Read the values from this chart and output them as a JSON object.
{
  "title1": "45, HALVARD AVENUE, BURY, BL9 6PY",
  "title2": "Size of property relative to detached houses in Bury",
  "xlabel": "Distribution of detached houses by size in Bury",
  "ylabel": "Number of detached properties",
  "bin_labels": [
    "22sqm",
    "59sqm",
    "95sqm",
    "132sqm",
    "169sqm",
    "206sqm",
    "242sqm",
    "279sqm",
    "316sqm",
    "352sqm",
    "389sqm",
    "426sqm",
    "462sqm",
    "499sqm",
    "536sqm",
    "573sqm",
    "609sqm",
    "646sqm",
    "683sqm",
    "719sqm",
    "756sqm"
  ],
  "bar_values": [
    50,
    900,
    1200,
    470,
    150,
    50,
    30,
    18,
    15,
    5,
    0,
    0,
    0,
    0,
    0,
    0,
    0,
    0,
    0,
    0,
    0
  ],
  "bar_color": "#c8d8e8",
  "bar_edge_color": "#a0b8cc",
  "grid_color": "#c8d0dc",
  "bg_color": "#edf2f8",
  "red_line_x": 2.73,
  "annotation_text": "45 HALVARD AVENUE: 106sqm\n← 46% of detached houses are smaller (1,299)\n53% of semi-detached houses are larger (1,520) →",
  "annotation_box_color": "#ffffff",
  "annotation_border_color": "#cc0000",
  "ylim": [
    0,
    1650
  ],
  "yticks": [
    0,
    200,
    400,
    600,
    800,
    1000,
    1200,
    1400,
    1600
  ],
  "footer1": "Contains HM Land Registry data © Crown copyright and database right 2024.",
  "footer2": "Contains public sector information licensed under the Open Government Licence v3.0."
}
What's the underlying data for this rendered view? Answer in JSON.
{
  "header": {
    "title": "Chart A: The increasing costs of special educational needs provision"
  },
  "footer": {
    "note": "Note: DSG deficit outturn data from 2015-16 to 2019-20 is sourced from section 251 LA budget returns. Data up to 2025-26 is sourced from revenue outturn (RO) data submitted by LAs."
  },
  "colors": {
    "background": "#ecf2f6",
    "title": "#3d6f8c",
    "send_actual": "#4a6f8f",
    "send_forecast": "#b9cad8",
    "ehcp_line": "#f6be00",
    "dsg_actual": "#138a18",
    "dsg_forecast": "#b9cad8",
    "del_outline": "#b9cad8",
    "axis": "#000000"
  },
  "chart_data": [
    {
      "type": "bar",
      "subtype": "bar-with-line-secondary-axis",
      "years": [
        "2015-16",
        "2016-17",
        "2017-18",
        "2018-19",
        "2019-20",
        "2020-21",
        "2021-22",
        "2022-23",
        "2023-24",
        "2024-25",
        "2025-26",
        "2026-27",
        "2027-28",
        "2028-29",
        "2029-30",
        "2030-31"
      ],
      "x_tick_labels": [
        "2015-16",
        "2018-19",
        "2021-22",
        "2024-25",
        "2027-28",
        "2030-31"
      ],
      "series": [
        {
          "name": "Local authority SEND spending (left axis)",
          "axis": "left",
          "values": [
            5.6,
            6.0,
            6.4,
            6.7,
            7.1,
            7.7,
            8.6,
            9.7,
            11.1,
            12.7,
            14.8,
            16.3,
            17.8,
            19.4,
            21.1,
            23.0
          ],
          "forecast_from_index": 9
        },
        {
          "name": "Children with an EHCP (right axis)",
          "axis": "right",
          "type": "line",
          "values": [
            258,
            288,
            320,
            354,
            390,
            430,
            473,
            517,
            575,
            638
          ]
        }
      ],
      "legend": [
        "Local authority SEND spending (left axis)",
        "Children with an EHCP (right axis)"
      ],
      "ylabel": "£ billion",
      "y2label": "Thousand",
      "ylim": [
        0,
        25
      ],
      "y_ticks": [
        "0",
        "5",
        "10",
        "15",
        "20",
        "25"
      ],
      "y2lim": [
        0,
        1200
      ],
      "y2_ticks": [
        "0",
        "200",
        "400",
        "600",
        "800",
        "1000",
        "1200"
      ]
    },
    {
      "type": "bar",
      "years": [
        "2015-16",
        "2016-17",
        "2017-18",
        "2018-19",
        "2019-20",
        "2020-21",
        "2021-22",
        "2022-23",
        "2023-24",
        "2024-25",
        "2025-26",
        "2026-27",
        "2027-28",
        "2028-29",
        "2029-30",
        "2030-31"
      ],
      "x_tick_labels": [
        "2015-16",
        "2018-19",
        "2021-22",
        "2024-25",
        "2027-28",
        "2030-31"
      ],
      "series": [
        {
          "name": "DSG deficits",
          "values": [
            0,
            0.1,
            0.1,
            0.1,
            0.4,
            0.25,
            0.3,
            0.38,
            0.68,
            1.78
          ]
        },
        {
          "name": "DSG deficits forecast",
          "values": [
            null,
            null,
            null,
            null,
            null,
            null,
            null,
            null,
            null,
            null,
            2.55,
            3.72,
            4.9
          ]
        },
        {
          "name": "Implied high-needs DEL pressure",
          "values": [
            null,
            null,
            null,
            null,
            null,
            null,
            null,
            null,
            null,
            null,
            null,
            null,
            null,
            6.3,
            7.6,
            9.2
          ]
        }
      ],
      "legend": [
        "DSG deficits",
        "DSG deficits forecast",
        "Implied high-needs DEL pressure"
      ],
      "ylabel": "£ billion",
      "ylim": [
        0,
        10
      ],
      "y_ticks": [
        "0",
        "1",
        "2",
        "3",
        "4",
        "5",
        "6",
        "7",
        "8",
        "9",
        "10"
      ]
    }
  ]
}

_INSTRUCTION_. Output each record exactly, leaving nothing out.

_EXERCISE RESPONSE_.
Read the values from this chart and output them as a JSON object.
{
  "title1": "45, HALVARD AVENUE, BURY, BL9 6PY",
  "title2": "Size of property relative to detached houses in Bury",
  "xlabel": "Distribution of detached houses by size in Bury",
  "ylabel": "Number of detached properties",
  "bin_labels": [
    "22sqm",
    "59sqm",
    "95sqm",
    "132sqm",
    "169sqm",
    "206sqm",
    "242sqm",
    "279sqm",
    "316sqm",
    "352sqm",
    "389sqm",
    "426sqm",
    "462sqm",
    "499sqm",
    "536sqm",
    "573sqm",
    "609sqm",
    "646sqm",
    "683sqm",
    "719sqm",
    "756sqm"
  ],
  "bar_values": [
    50,
    900,
    1200,
    470,
    150,
    50,
    30,
    18,
    15,
    5,
    0,
    0,
    0,
    0,
    0,
    0,
    0,
    0,
    0,
    0,
    0
  ],
  "bar_color": "#c8d8e8",
  "bar_edge_color": "#a0b8cc",
  "grid_color": "#c8d0dc",
  "bg_color": "#edf2f8",
  "red_line_x": 2.73,
  "annotation_text": "45 HALVARD AVENUE: 106sqm\n← 46% of detached houses are smaller (1,299)\n53% of semi-detached houses are larger (1,520) →",
  "annotation_box_color": "#ffffff",
  "annotation_border_color": "#cc0000",
  "ylim": [
    0,
    1650
  ],
  "yticks": [
    0,
    200,
    400,
    600,
    800,
    1000,
    1200,
    1400,
    1600
  ],
  "footer1": "Contains HM Land Registry data © Crown copyright and database right 2024.",
  "footer2": "Contains public sector information licensed under the Open Government Licence v3.0."
}
What's the underlying data for this rendered view? Answer in JSON.
{
  "header": {
    "title": "Chart A: The increasing costs of special educational needs provision"
  },
  "footer": {
    "note": "Note: DSG deficit outturn data from 2015-16 to 2019-20 is sourced from section 251 LA budget returns. Data up to 2025-26 is sourced from revenue outturn (RO) data submitted by LAs."
  },
  "colors": {
    "background": "#ecf2f6",
    "title": "#3d6f8c",
    "send_actual": "#4a6f8f",
    "send_forecast": "#b9cad8",
    "ehcp_line": "#f6be00",
    "dsg_actual": "#138a18",
    "dsg_forecast": "#b9cad8",
    "del_outline": "#b9cad8",
    "axis": "#000000"
  },
  "chart_data": [
    {
      "type": "bar",
      "subtype": "bar-with-line-secondary-axis",
      "years": [
        "2015-16",
        "2016-17",
        "2017-18",
        "2018-19",
        "2019-20",
        "2020-21",
        "2021-22",
        "2022-23",
        "2023-24",
        "2024-25",
        "2025-26",
        "2026-27",
        "2027-28",
        "2028-29",
        "2029-30",
        "2030-31"
      ],
      "x_tick_labels": [
        "2015-16",
        "2018-19",
        "2021-22",
        "2024-25",
        "2027-28",
        "2030-31"
      ],
      "series": [
        {
          "name": "Local authority SEND spending (left axis)",
          "axis": "left",
          "values": [
            5.6,
            6.0,
            6.4,
            6.7,
            7.1,
            7.7,
            8.6,
            9.7,
            11.1,
            12.7,
            14.8,
            16.3,
            17.8,
            19.4,
            21.1,
            23.0
          ],
          "forecast_from_index": 9
        },
        {
          "name": "Children with an EHCP (right axis)",
          "axis": "right",
          "type": "line",
          "values": [
            258,
            288,
            320,
            354,
            390,
            430,
            473,
            517,
            575,
            638
          ]
        }
      ],
      "legend": [
        "Local authority SEND spending (left axis)",
        "Children with an EHCP (right axis)"
      ],
      "ylabel": "£ billion",
      "y2label": "Thousand",
      "ylim": [
        0,
        25
      ],
      "y_ticks": [
        "0",
        "5",
        "10",
        "15",
        "20",
        "25"
      ],
      "y2lim": [
        0,
        1200
      ],
      "y2_ticks": [
        "0",
        "200",
        "400",
        "600",
        "800",
        "1000",
        "1200"
      ]
    },
    {
      "type": "bar",
      "years": [
        "2015-16",
        "2016-17",
        "2017-18",
        "2018-19",
        "2019-20",
        "2020-21",
        "2021-22",
        "2022-23",
        "2023-24",
        "2024-25",
        "2025-26",
        "2026-27",
        "2027-28",
        "2028-29",
        "2029-30",
        "2030-31"
      ],
      "x_tick_labels": [
        "2015-16",
        "2018-19",
        "2021-22",
        "2024-25",
        "2027-28",
        "2030-31"
      ],
      "series": [
        {
          "name": "DSG deficits",
          "values": [
            0,
            0.1,
            0.1,
            0.1,
            0.4,
            0.25,
            0.3,
            0.38,
            0.68,
            1.78
          ]
        },
        {
          "name": "DSG deficits forecast",
          "values": [
            null,
            null,
            null,
            null,
            null,
            null,
            null,
            null,
            null,
            null,
            2.55,
            3.72,
            4.9
          ]
        },
        {
          "name": "Implied high-needs DEL pressure",
          "values": [
            null,
            null,
            null,
            null,
            null,
            null,
            null,
            null,
            null,
            null,
            null,
            null,
            null,
            6.3,
            7.6,
            9.2
          ]
        }
      ],
      "legend": [
        "DSG deficits",
        "DSG deficits forecast",
        "Implied high-needs DEL pressure"
      ],
      "ylabel": "£ billion",
      "ylim": [
        0,
        10
      ],
      "y_ticks": [
        "0",
        "1",
        "2",
        "3",
        "4",
        "5",
        "6",
        "7",
        "8",
        "9",
        "10"
      ]
    }
  ]
}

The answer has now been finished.